(Data records)
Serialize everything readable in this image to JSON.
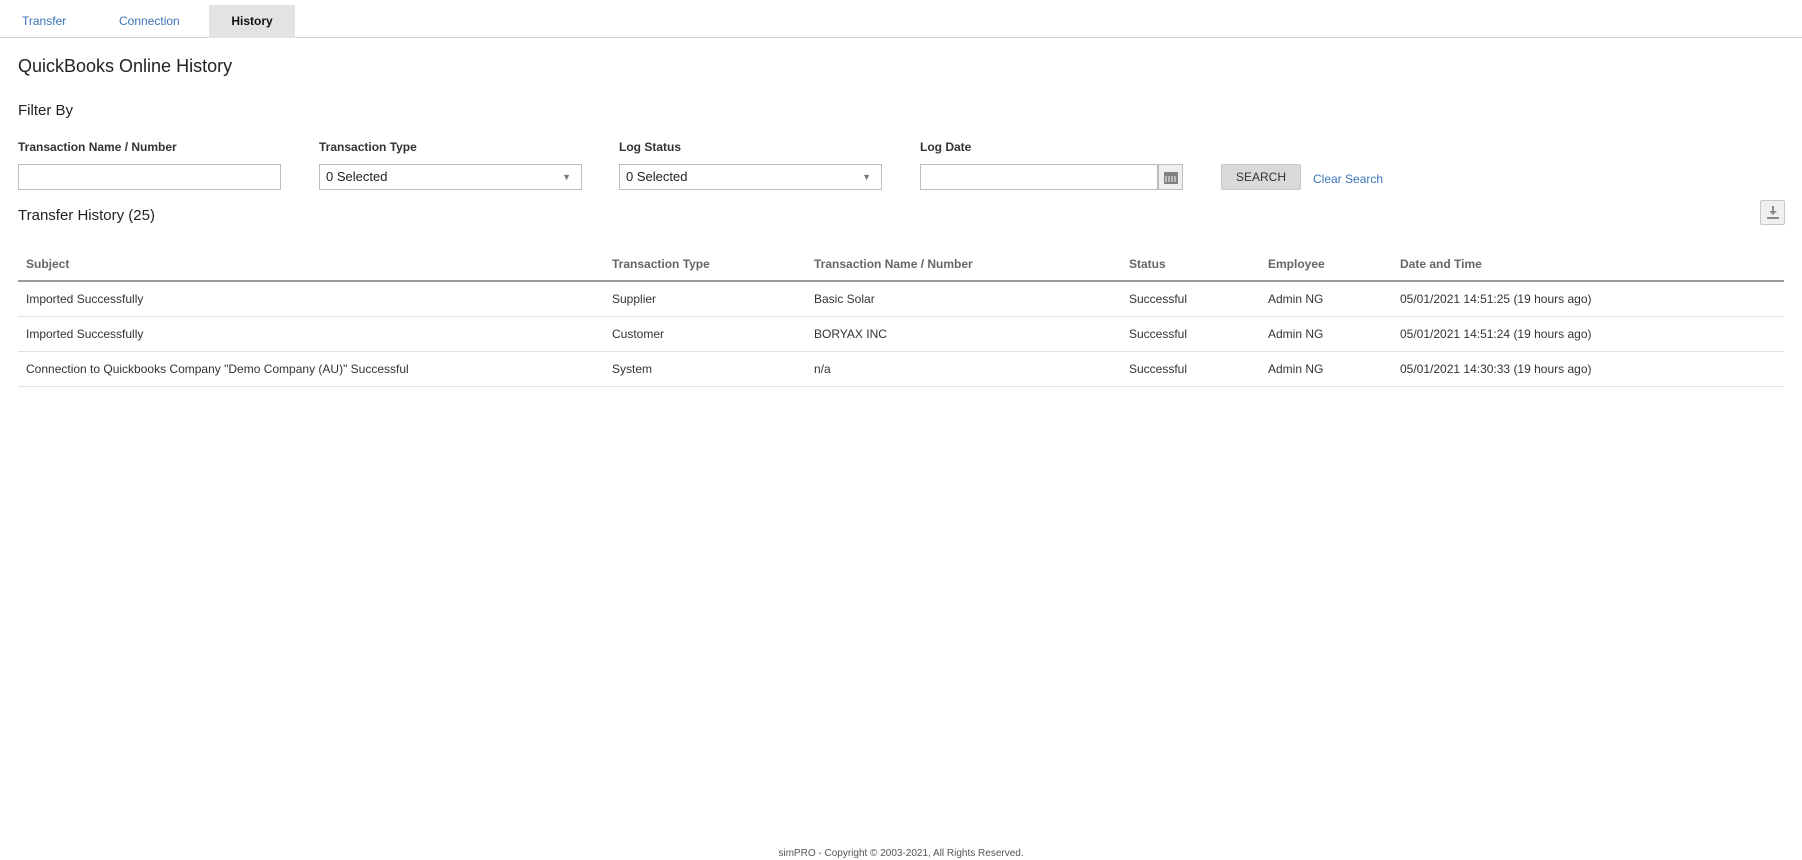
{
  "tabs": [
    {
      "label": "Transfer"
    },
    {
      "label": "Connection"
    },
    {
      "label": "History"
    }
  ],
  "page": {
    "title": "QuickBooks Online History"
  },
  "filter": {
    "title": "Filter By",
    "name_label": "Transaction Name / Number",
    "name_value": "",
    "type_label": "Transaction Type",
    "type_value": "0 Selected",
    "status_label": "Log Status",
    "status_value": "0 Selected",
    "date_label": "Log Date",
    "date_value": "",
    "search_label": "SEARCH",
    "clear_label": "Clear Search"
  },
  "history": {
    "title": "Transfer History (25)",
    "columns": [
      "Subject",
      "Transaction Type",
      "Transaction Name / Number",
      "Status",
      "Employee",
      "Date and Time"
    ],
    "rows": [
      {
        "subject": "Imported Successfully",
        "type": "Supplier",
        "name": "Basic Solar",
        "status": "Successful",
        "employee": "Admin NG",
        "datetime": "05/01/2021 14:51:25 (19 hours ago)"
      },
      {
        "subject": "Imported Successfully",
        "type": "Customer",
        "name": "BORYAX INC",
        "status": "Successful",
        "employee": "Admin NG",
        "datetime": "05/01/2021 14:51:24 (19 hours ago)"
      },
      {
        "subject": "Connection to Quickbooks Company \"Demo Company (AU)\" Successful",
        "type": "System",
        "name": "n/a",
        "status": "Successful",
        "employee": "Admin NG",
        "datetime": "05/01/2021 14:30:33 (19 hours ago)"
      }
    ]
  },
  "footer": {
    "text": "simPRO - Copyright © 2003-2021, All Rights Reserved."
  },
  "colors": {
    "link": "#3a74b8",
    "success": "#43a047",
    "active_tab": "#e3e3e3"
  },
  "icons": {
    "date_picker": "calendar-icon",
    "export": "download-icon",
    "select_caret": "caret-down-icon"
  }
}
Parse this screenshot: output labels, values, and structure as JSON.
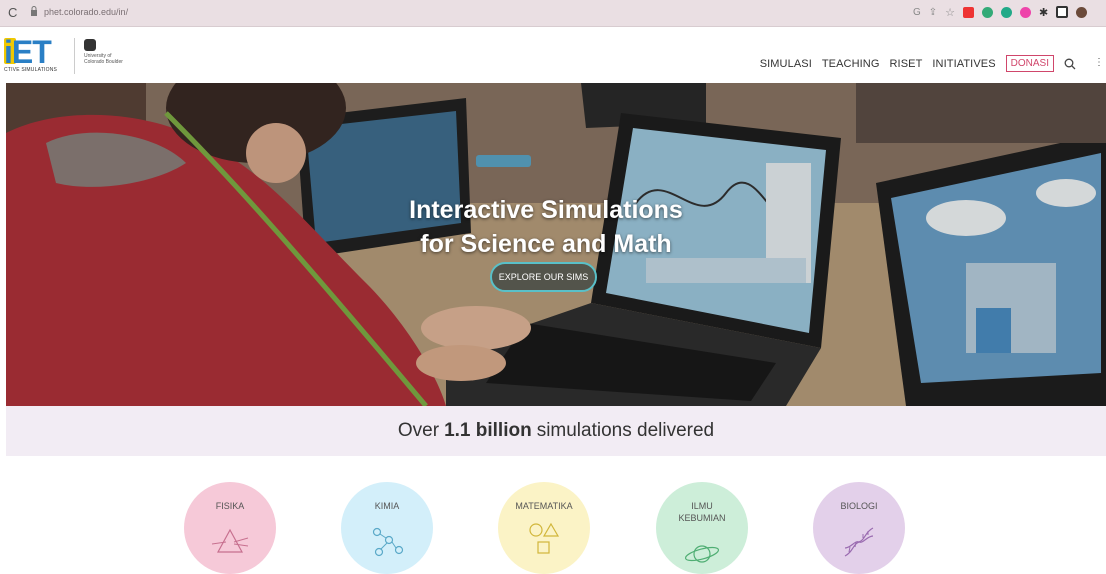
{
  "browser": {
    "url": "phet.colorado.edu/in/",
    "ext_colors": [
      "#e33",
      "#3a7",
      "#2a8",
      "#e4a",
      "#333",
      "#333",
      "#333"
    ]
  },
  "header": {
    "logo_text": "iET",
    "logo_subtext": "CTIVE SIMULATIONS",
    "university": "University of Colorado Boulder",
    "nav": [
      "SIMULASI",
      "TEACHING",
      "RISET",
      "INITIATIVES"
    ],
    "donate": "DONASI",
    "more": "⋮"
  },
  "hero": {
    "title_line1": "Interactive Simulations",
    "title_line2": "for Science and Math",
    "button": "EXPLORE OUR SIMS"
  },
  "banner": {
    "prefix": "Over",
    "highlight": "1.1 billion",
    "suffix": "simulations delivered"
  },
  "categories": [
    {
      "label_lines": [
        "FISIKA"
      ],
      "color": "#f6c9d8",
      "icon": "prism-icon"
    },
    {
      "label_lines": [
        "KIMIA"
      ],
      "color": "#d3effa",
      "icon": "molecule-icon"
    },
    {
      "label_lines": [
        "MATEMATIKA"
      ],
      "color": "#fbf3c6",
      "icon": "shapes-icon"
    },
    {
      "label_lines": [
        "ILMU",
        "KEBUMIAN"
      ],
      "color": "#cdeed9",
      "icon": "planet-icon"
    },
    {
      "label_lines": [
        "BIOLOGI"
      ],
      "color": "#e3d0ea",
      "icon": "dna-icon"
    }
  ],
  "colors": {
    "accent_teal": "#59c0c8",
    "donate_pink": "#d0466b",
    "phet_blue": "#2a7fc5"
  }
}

--

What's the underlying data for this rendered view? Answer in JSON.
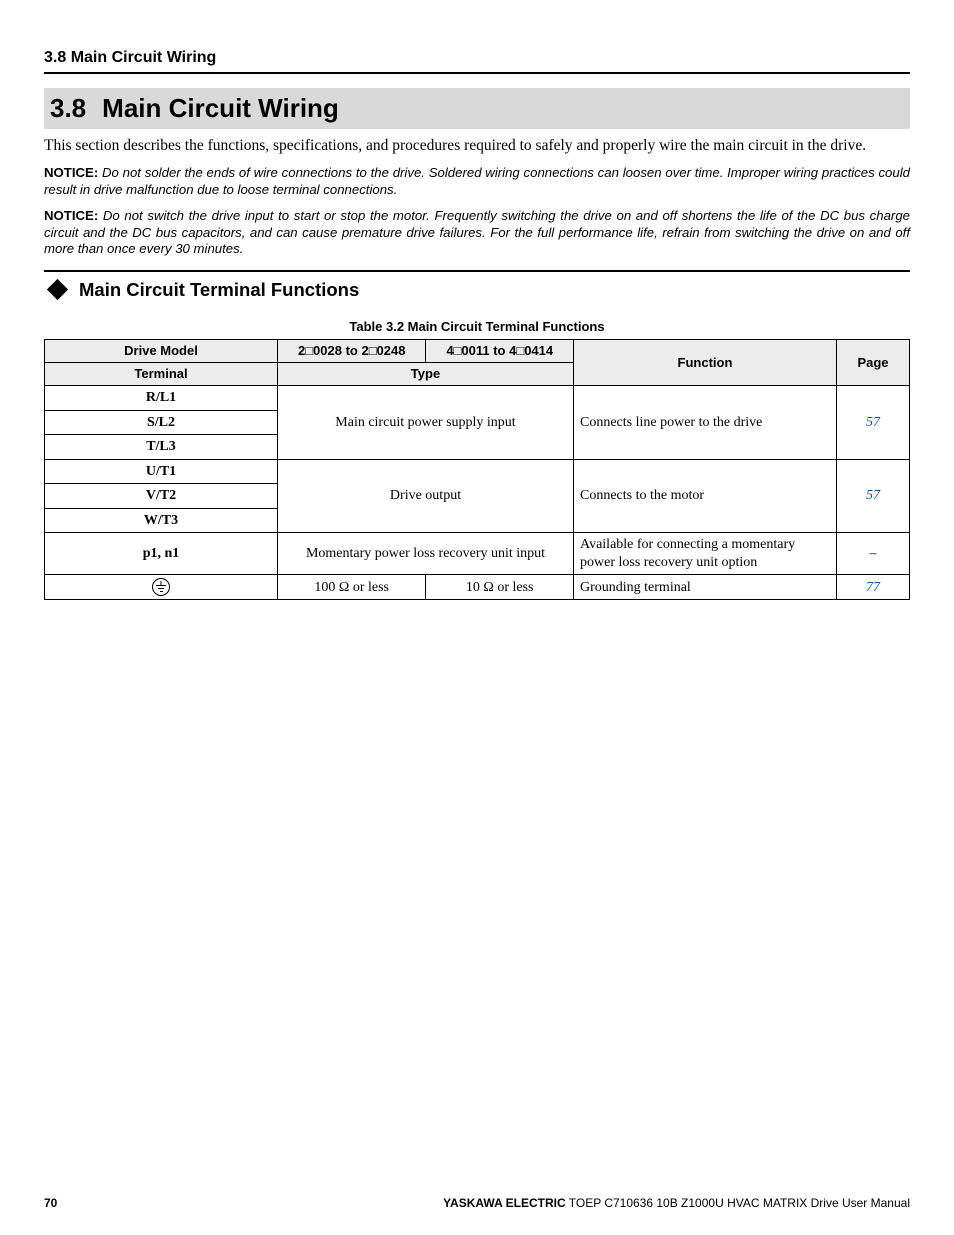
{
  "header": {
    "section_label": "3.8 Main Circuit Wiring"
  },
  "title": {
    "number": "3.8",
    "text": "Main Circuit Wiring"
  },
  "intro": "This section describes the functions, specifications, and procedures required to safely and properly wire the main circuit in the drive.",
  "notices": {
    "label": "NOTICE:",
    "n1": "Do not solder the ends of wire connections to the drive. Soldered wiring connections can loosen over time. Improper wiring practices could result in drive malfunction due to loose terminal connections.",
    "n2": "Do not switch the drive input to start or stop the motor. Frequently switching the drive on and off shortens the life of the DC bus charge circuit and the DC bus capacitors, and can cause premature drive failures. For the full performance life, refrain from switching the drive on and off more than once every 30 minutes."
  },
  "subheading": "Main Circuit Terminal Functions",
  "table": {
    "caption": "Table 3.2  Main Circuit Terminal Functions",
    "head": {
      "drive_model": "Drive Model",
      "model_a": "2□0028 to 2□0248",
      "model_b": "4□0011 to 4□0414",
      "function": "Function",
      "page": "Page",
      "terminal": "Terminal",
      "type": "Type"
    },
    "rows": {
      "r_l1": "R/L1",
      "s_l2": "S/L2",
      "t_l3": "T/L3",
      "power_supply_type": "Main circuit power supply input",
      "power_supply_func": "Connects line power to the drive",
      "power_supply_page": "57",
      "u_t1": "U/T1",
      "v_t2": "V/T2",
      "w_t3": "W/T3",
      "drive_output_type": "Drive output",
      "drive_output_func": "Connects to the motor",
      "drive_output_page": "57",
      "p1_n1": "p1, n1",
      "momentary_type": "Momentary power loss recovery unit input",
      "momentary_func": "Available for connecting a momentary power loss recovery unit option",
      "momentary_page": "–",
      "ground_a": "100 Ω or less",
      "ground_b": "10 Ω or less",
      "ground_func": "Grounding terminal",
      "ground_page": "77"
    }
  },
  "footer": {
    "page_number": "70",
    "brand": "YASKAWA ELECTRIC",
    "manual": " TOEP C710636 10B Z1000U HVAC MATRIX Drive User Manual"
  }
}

_What the task asks_
Copy out each line of the records that holds the string "loss".

_Finished task_
      "momentary_type": "Momentary power loss recovery unit input",
      "momentary_func": "Available for connecting a momentary power loss recovery unit option",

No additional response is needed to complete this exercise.